(TASK OBJECTIVE)
Would you please restate the data exactly as it stands, apart from the pictures?

::::::::

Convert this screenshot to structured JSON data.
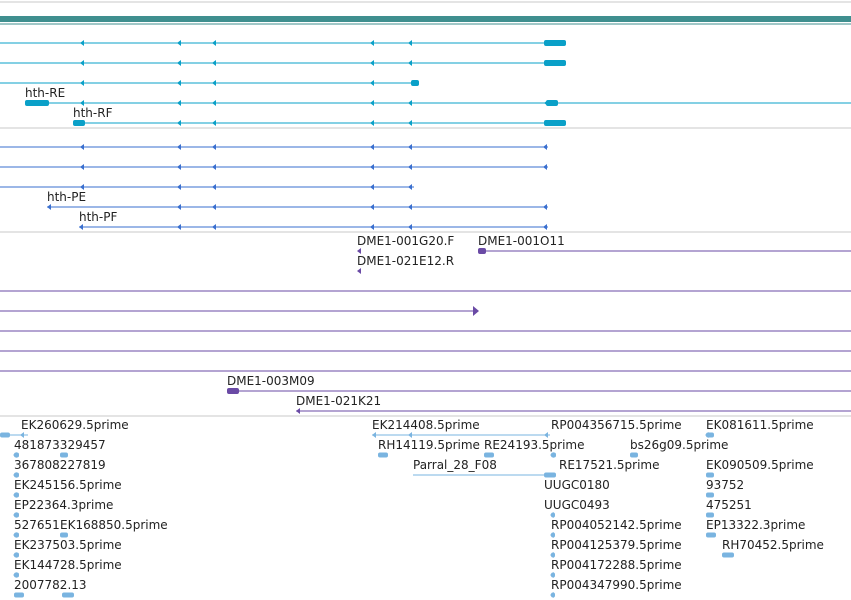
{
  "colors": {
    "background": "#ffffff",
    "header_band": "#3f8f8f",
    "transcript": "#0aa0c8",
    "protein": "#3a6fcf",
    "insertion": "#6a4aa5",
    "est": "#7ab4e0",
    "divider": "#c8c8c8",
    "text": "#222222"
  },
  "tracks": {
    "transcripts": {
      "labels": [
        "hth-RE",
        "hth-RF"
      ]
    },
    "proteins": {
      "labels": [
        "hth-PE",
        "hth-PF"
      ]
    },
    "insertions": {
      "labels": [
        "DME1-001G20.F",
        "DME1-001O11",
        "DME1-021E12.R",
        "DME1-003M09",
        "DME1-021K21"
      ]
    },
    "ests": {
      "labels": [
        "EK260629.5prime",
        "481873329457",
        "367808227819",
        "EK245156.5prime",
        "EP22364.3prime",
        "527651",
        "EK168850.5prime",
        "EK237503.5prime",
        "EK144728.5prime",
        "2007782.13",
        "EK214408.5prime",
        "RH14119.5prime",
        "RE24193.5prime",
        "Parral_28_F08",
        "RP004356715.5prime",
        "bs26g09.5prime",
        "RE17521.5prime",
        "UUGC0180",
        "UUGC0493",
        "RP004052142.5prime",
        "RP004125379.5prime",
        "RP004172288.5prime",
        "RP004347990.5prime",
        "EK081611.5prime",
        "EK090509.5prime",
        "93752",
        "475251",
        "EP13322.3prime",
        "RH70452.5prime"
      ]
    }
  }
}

::::::::

(EXERCISE ANSWER)
Convert this screenshot to structured JSON data.
{
  "colors": {
    "background": "#ffffff",
    "header_band": "#3f8f8f",
    "transcript": "#0aa0c8",
    "protein": "#3a6fcf",
    "insertion": "#6a4aa5",
    "est": "#7ab4e0",
    "divider": "#c8c8c8",
    "text": "#222222"
  },
  "tracks": {
    "transcripts": {
      "labels": [
        "hth-RE",
        "hth-RF"
      ]
    },
    "proteins": {
      "labels": [
        "hth-PE",
        "hth-PF"
      ]
    },
    "insertions": {
      "labels": [
        "DME1-001G20.F",
        "DME1-001O11",
        "DME1-021E12.R",
        "DME1-003M09",
        "DME1-021K21"
      ]
    },
    "ests": {
      "labels": [
        "EK260629.5prime",
        "481873329457",
        "367808227819",
        "EK245156.5prime",
        "EP22364.3prime",
        "527651",
        "EK168850.5prime",
        "EK237503.5prime",
        "EK144728.5prime",
        "2007782.13",
        "EK214408.5prime",
        "RH14119.5prime",
        "RE24193.5prime",
        "Parral_28_F08",
        "RP004356715.5prime",
        "bs26g09.5prime",
        "RE17521.5prime",
        "UUGC0180",
        "UUGC0493",
        "RP004052142.5prime",
        "RP004125379.5prime",
        "RP004172288.5prime",
        "RP004347990.5prime",
        "EK081611.5prime",
        "EK090509.5prime",
        "93752",
        "475251",
        "EP13322.3prime",
        "RH70452.5prime"
      ]
    }
  }
}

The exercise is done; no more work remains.